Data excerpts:
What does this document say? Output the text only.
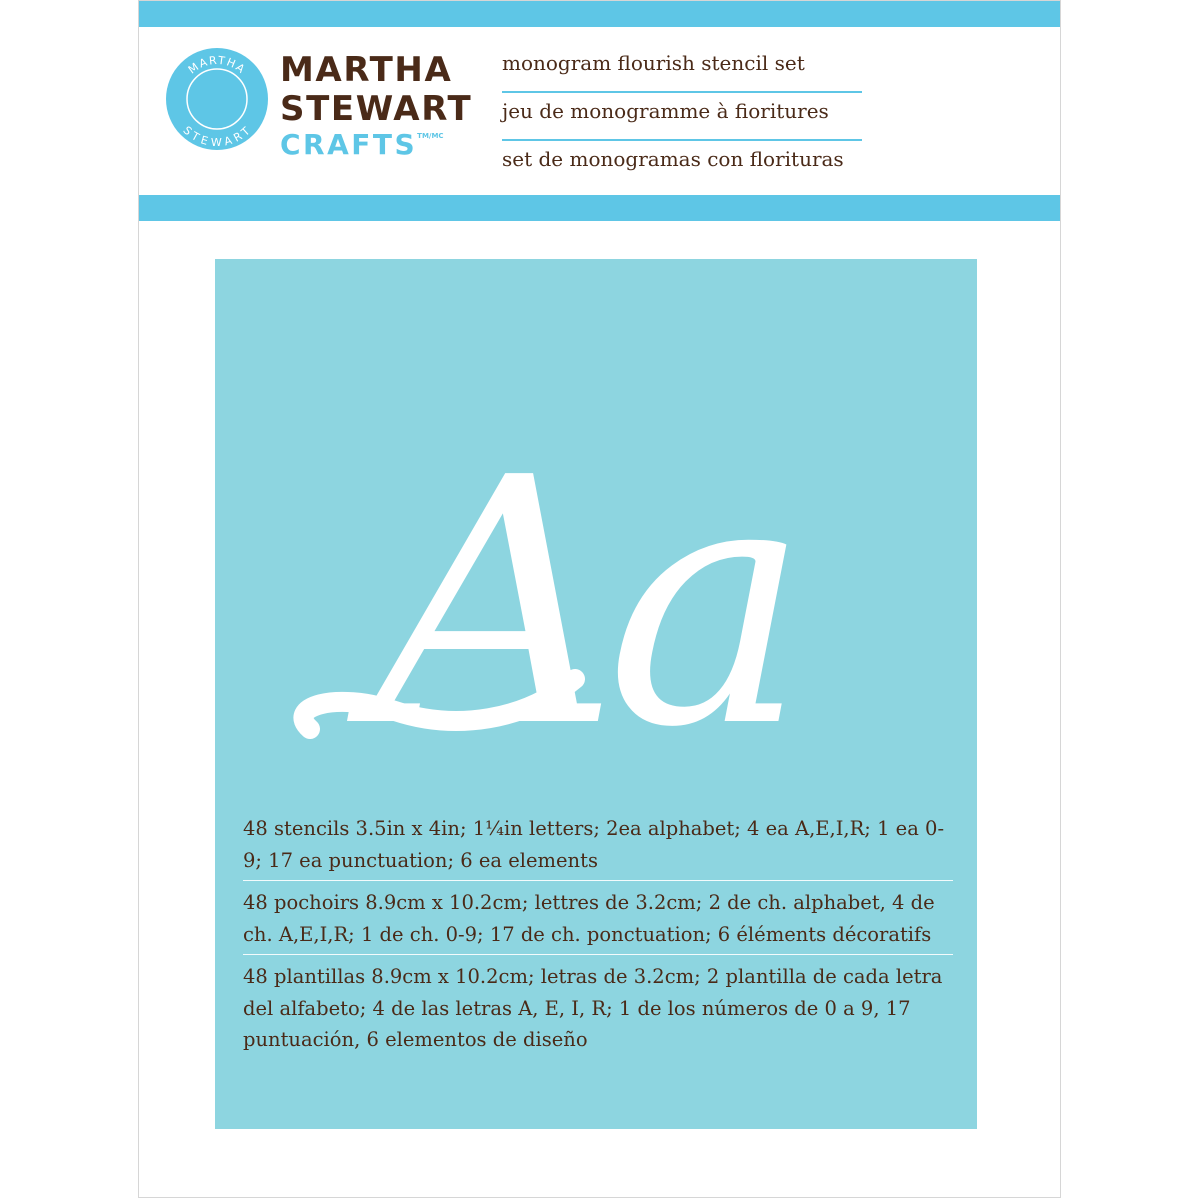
MARTHA
STEWART
MARTHA
STEWART
$CRAFTS^{TM/MC}$
monogram flourish stencil set
jeu de monogramme à fioritures
set de monogramas con florituras
Aa
48 stencils 3.5in x 4in; 1¼in letters; 2ea alphabet; 4 ea A,E,I,R; 1 ea 0-9; 17 ea punctuation; 6 ea elements
48 pochoirs 8.9cm x 10.2cm; lettres de 3.2cm; 2 de ch. alphabet, 4 de ch. A,E,I,R; 1 de ch. 0-9; 17 de ch. ponctuation; 6 éléments décoratifs
48 plantillas 8.9cm x 10.2cm; letras de 3.2cm; 2 plantilla de cada letra del alfabeto; 4 de las letras A, E, I, R; 1 de los números de 0 a 9, 17 puntuación, 6 elementos de diseño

### AIM
Show every line from the entries above in which "alphabet" appears.

### TASK ANSWER
48 stencils 3.5in x 4in; 1¼in letters; 2ea alphabet; 4 ea A,E,I,R; 1 ea 0-9; 17 ea punctuation; 6 ea elements
48 pochoirs 8.9cm x 10.2cm; lettres de 3.2cm; 2 de ch. alphabet, 4 de ch. A,E,I,R; 1 de ch. 0-9; 17 de ch. ponctuation; 6 éléments décoratifs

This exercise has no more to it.